>> begin Input data

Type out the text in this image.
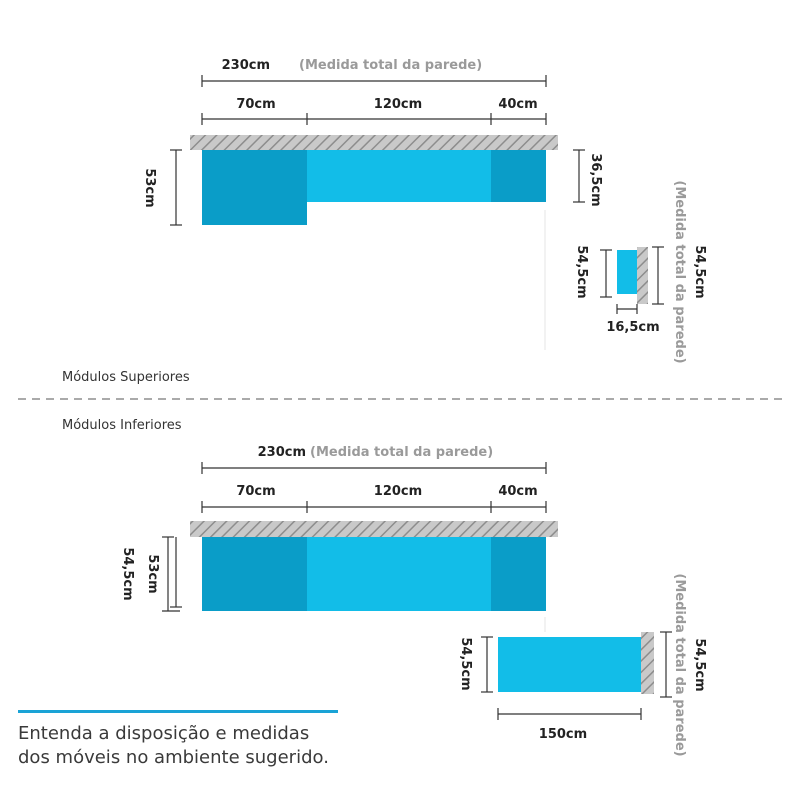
230cm (Medida total da parede)
70cm	120cm	40cm
53cm	36,5cm
54,5cm
16,5cm
54,5cm
(Medida total da parede)
Módulos Superiores
Módulos Inferiores
230cm (Medida total da parede)
70cm	120cm	40cm
54,5cm 53cm
54,5cm
150cm
54,5cm
(Medida total da parede)
Entenda a disposição e medidas
dos móveis no ambiente sugerido.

>> end Input data

__Given exercise__
Locate each line with the word "Módulos" and copy it.

__Complete output__
Módulos Superiores
Módulos Inferiores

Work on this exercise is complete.